--- start ---

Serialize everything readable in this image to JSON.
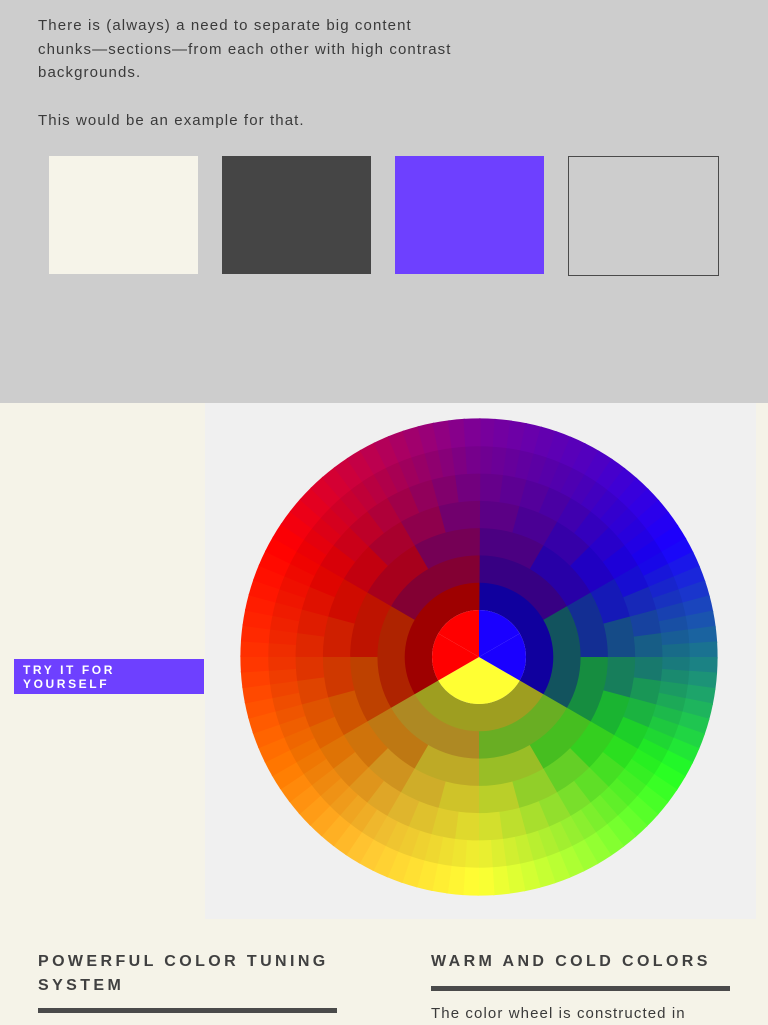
{
  "intro": {
    "paragraph1": "There is (always) a need to separate big content chunks—sections—from each other with high contrast backgrounds.",
    "paragraph2": "This would be an example for that."
  },
  "swatches": [
    {
      "name": "cream",
      "color": "#f6f4e9"
    },
    {
      "name": "dark-gray",
      "color": "#454545"
    },
    {
      "name": "purple",
      "color": "#6e40ff"
    },
    {
      "name": "outline",
      "color": "transparent"
    }
  ],
  "wheel": {
    "center_colors": [
      "#ff0000",
      "#1a00ff",
      "#ffff33"
    ]
  },
  "cta": {
    "label": "TRY IT FOR YOURSELF",
    "color": "#6e40ff"
  },
  "columns": [
    {
      "title": "POWERFUL COLOR TUNING SYSTEM",
      "text": ""
    },
    {
      "title": "WARM AND COLD COLORS",
      "text": "The color wheel is constructed in"
    }
  ]
}
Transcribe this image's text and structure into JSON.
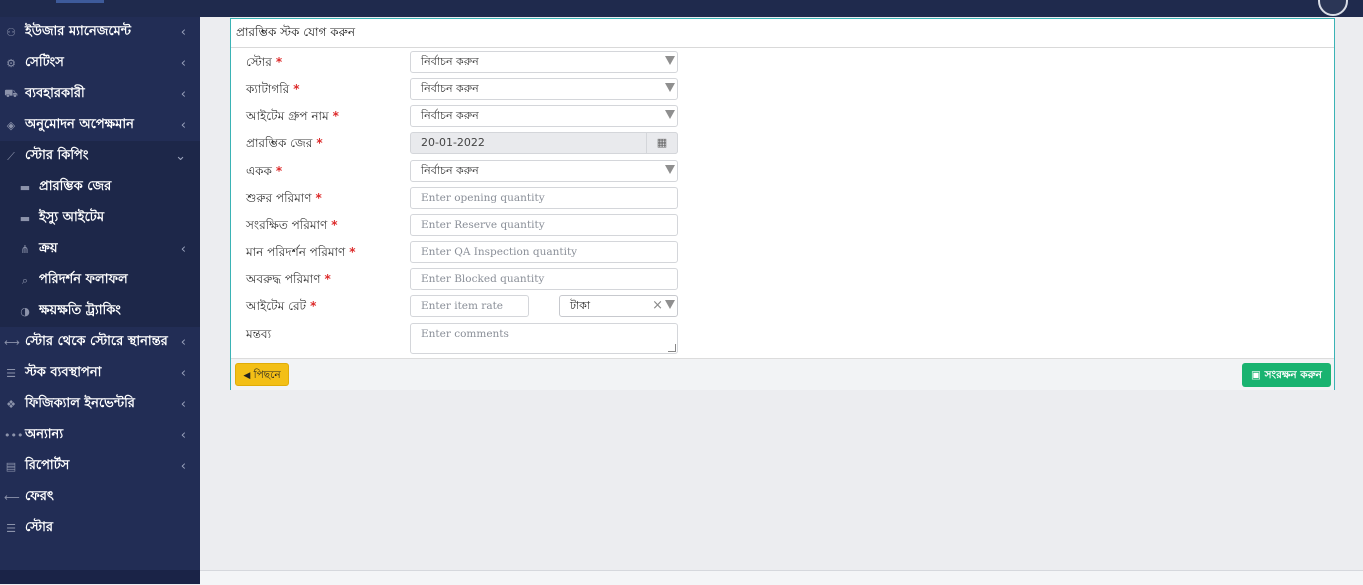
{
  "sidebar": {
    "items": [
      {
        "icon": "user-icon",
        "glyph": "⚇",
        "label": "ইউজার ম্যানেজমেন্ট",
        "chevron": "‹"
      },
      {
        "icon": "gears-icon",
        "glyph": "⚙",
        "label": "সেটিংস",
        "chevron": "‹"
      },
      {
        "icon": "cart-icon",
        "glyph": "⛟",
        "label": "ব্যবহারকারী",
        "chevron": "‹"
      },
      {
        "icon": "cube-icon",
        "glyph": "◈",
        "label": "অনুমোদন অপেক্ষমান",
        "chevron": "‹"
      },
      {
        "icon": "chart-line-icon",
        "glyph": "⟋",
        "label": "স্টোর কিপিং",
        "chevron": "⌄"
      }
    ],
    "sub_items": [
      {
        "icon": "folder-open-icon",
        "glyph": "▬",
        "label": "প্রারম্ভিক জের",
        "chevron": ""
      },
      {
        "icon": "folder-open-icon",
        "glyph": "▬",
        "label": "ইস্যু আইটেম",
        "chevron": ""
      },
      {
        "icon": "sitemap-icon",
        "glyph": "⋔",
        "label": "ক্রয়",
        "chevron": "‹"
      },
      {
        "icon": "search-icon",
        "glyph": "⌕",
        "label": "পরিদর্শন ফলাফল",
        "chevron": ""
      },
      {
        "icon": "adjust-icon",
        "glyph": "◑",
        "label": "ক্ষয়ক্ষতি ট্র্যাকিং",
        "chevron": ""
      }
    ],
    "more_items": [
      {
        "icon": "exchange-icon",
        "glyph": "⟷",
        "label": "স্টোর থেকে স্টোরে স্থানান্তর",
        "chevron": "‹"
      },
      {
        "icon": "sliders-icon",
        "glyph": "☰",
        "label": "স্টক ব্যবস্থাপনা",
        "chevron": "‹"
      },
      {
        "icon": "cubes-icon",
        "glyph": "❖",
        "label": "ফিজিক্যাল ইনভেন্টরি",
        "chevron": "‹"
      },
      {
        "icon": "ellipsis-icon",
        "glyph": "•••",
        "label": "অন্যান্য",
        "chevron": "‹"
      },
      {
        "icon": "book-icon",
        "glyph": "▤",
        "label": "রিপোর্টস",
        "chevron": "‹"
      },
      {
        "icon": "arrow-left-icon",
        "glyph": "⟵",
        "label": "ফেরৎ",
        "chevron": ""
      },
      {
        "icon": "sliders-icon",
        "glyph": "☰",
        "label": "স্টোর",
        "chevron": ""
      }
    ]
  },
  "form": {
    "title": "প্রারম্ভিক স্টক যোগ করুন",
    "required_mark": "*",
    "store": {
      "label": "স্টোর",
      "value": "নির্বাচন করুন"
    },
    "category": {
      "label": "ক্যাটাগরি",
      "value": "নির্বাচন করুন"
    },
    "item_group": {
      "label": "আইটেম গ্রুপ নাম",
      "value": "নির্বাচন করুন"
    },
    "opening_balance": {
      "label": "প্রারম্ভিক জের",
      "value": "20-01-2022",
      "icon": "calendar-icon",
      "icon_glyph": "▦"
    },
    "unit": {
      "label": "একক",
      "value": "নির্বাচন করুন"
    },
    "opening_qty": {
      "label": "শুরুর পরিমাণ",
      "placeholder": "Enter opening quantity"
    },
    "reserve_qty": {
      "label": "সংরক্ষিত পরিমাণ",
      "placeholder": "Enter Reserve quantity"
    },
    "qa_qty": {
      "label": "মান পরিদর্শন পরিমাণ",
      "placeholder": "Enter QA Inspection quantity"
    },
    "blocked_qty": {
      "label": "অবরুদ্ধ পরিমাণ",
      "placeholder": "Enter Blocked quantity"
    },
    "item_rate": {
      "label": "আইটেম রেট",
      "placeholder": "Enter item rate",
      "currency": "টাকা",
      "clear_glyph": "×"
    },
    "comments": {
      "label": "মন্তব্য",
      "placeholder": "Enter comments"
    }
  },
  "buttons": {
    "back": {
      "label": "পিছনে",
      "icon": "arrow-circle-left-icon",
      "glyph": "◀"
    },
    "save": {
      "label": "সংরক্ষন করুন",
      "icon": "save-icon",
      "glyph": "▣"
    }
  },
  "colors": {
    "sidebar_bg": "#222d55",
    "topbar_bg": "#1f2a4d",
    "panel_border": "#3ab3b5",
    "required": "#dd2b2b",
    "back_button": "#f3bf16",
    "save_button": "#19b370"
  }
}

--- end ---

Task to carry out: Copy the data exactly. Any picture it contains is to be omitted.

Answer to the problem:
Serialize everything readable in this image to JSON.
{
  "intro": {
    "paragraph1": "There is (always) a need to separate big content chunks—sections—from each other with high contrast backgrounds.",
    "paragraph2": "This would be an example for that."
  },
  "swatches": [
    {
      "name": "cream",
      "color": "#f6f4e9"
    },
    {
      "name": "dark-gray",
      "color": "#454545"
    },
    {
      "name": "purple",
      "color": "#6e40ff"
    },
    {
      "name": "outline",
      "color": "transparent"
    }
  ],
  "wheel": {
    "center_colors": [
      "#ff0000",
      "#1a00ff",
      "#ffff33"
    ]
  },
  "cta": {
    "label": "TRY IT FOR YOURSELF",
    "color": "#6e40ff"
  },
  "columns": [
    {
      "title": "POWERFUL COLOR TUNING SYSTEM",
      "text": ""
    },
    {
      "title": "WARM AND COLD COLORS",
      "text": "The color wheel is constructed in"
    }
  ]
}
Transcribe this image's text and structure into JSON.
{
  "sidebar": {
    "items": [
      {
        "icon": "user-icon",
        "glyph": "⚇",
        "label": "ইউজার ম্যানেজমেন্ট",
        "chevron": "‹"
      },
      {
        "icon": "gears-icon",
        "glyph": "⚙",
        "label": "সেটিংস",
        "chevron": "‹"
      },
      {
        "icon": "cart-icon",
        "glyph": "⛟",
        "label": "ব্যবহারকারী",
        "chevron": "‹"
      },
      {
        "icon": "cube-icon",
        "glyph": "◈",
        "label": "অনুমোদন অপেক্ষমান",
        "chevron": "‹"
      },
      {
        "icon": "chart-line-icon",
        "glyph": "⟋",
        "label": "স্টোর কিপিং",
        "chevron": "⌄"
      }
    ],
    "sub_items": [
      {
        "icon": "folder-open-icon",
        "glyph": "▬",
        "label": "প্রারম্ভিক জের",
        "chevron": ""
      },
      {
        "icon": "folder-open-icon",
        "glyph": "▬",
        "label": "ইস্যু আইটেম",
        "chevron": ""
      },
      {
        "icon": "sitemap-icon",
        "glyph": "⋔",
        "label": "ক্রয়",
        "chevron": "‹"
      },
      {
        "icon": "search-icon",
        "glyph": "⌕",
        "label": "পরিদর্শন ফলাফল",
        "chevron": ""
      },
      {
        "icon": "adjust-icon",
        "glyph": "◑",
        "label": "ক্ষয়ক্ষতি ট্র্যাকিং",
        "chevron": ""
      }
    ],
    "more_items": [
      {
        "icon": "exchange-icon",
        "glyph": "⟷",
        "label": "স্টোর থেকে স্টোরে স্থানান্তর",
        "chevron": "‹"
      },
      {
        "icon": "sliders-icon",
        "glyph": "☰",
        "label": "স্টক ব্যবস্থাপনা",
        "chevron": "‹"
      },
      {
        "icon": "cubes-icon",
        "glyph": "❖",
        "label": "ফিজিক্যাল ইনভেন্টরি",
        "chevron": "‹"
      },
      {
        "icon": "ellipsis-icon",
        "glyph": "•••",
        "label": "অন্যান্য",
        "chevron": "‹"
      },
      {
        "icon": "book-icon",
        "glyph": "▤",
        "label": "রিপোর্টস",
        "chevron": "‹"
      },
      {
        "icon": "arrow-left-icon",
        "glyph": "⟵",
        "label": "ফেরৎ",
        "chevron": ""
      },
      {
        "icon": "sliders-icon",
        "glyph": "☰",
        "label": "স্টোর",
        "chevron": ""
      }
    ]
  },
  "form": {
    "title": "প্রারম্ভিক স্টক যোগ করুন",
    "required_mark": "*",
    "store": {
      "label": "স্টোর",
      "value": "নির্বাচন করুন"
    },
    "category": {
      "label": "ক্যাটাগরি",
      "value": "নির্বাচন করুন"
    },
    "item_group": {
      "label": "আইটেম গ্রুপ নাম",
      "value": "নির্বাচন করুন"
    },
    "opening_balance": {
      "label": "প্রারম্ভিক জের",
      "value": "20-01-2022",
      "icon": "calendar-icon",
      "icon_glyph": "▦"
    },
    "unit": {
      "label": "একক",
      "value": "নির্বাচন করুন"
    },
    "opening_qty": {
      "label": "শুরুর পরিমাণ",
      "placeholder": "Enter opening quantity"
    },
    "reserve_qty": {
      "label": "সংরক্ষিত পরিমাণ",
      "placeholder": "Enter Reserve quantity"
    },
    "qa_qty": {
      "label": "মান পরিদর্শন পরিমাণ",
      "placeholder": "Enter QA Inspection quantity"
    },
    "blocked_qty": {
      "label": "অবরুদ্ধ পরিমাণ",
      "placeholder": "Enter Blocked quantity"
    },
    "item_rate": {
      "label": "আইটেম রেট",
      "placeholder": "Enter item rate",
      "currency": "টাকা",
      "clear_glyph": "×"
    },
    "comments": {
      "label": "মন্তব্য",
      "placeholder": "Enter comments"
    }
  },
  "buttons": {
    "back": {
      "label": "পিছনে",
      "icon": "arrow-circle-left-icon",
      "glyph": "◀"
    },
    "save": {
      "label": "সংরক্ষন করুন",
      "icon": "save-icon",
      "glyph": "▣"
    }
  },
  "colors": {
    "sidebar_bg": "#222d55",
    "topbar_bg": "#1f2a4d",
    "panel_border": "#3ab3b5",
    "required": "#dd2b2b",
    "back_button": "#f3bf16",
    "save_button": "#19b370"
  }
}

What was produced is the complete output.